Among the lines below, list those containing the string "JSON".
-------- Records for this exercise
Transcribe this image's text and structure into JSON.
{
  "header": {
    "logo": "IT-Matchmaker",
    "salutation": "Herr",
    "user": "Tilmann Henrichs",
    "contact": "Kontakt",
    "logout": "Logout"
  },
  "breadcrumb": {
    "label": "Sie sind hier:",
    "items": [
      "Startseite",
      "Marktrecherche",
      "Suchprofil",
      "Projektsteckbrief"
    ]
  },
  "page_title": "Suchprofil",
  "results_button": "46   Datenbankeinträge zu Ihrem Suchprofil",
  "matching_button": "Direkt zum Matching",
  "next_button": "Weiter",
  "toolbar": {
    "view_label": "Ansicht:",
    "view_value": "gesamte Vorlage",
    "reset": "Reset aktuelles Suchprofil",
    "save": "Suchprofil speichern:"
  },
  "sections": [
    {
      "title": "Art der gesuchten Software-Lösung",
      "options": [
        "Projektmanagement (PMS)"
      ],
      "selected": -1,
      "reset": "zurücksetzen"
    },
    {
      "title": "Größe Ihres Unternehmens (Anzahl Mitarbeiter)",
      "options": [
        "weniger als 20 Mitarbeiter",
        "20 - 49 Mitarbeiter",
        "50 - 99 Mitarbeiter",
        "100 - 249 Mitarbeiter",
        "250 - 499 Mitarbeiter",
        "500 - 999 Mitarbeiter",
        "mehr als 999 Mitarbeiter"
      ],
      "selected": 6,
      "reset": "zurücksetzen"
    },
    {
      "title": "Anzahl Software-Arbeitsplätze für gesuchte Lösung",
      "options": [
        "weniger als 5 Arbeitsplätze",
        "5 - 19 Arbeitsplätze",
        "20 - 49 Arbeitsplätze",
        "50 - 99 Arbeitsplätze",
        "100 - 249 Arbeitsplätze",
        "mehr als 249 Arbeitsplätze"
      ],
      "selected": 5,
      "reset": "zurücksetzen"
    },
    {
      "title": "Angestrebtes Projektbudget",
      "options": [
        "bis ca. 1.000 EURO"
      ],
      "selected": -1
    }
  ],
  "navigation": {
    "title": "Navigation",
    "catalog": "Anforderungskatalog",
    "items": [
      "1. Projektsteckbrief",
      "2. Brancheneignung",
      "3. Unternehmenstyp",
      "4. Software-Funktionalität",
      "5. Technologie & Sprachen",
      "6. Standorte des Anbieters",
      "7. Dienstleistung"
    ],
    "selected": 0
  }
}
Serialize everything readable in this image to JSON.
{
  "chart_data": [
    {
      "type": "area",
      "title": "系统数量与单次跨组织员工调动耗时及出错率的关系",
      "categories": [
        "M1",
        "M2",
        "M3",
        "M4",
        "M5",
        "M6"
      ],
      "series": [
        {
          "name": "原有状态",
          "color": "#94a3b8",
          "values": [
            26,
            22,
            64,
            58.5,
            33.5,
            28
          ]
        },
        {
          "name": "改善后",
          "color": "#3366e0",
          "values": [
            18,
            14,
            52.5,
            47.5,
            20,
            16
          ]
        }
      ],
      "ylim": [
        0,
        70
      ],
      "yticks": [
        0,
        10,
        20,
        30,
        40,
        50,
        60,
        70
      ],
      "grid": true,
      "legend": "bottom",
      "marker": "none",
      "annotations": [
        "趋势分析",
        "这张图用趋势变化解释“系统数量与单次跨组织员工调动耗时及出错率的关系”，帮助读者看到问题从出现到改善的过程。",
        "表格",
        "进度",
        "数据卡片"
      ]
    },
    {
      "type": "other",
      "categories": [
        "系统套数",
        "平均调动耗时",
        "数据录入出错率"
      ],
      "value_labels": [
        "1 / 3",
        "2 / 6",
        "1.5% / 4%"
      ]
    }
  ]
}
----------------
Written solution:
Transcribe this image's text and structure into JSON.
Serialize everything readable in this image to JSON.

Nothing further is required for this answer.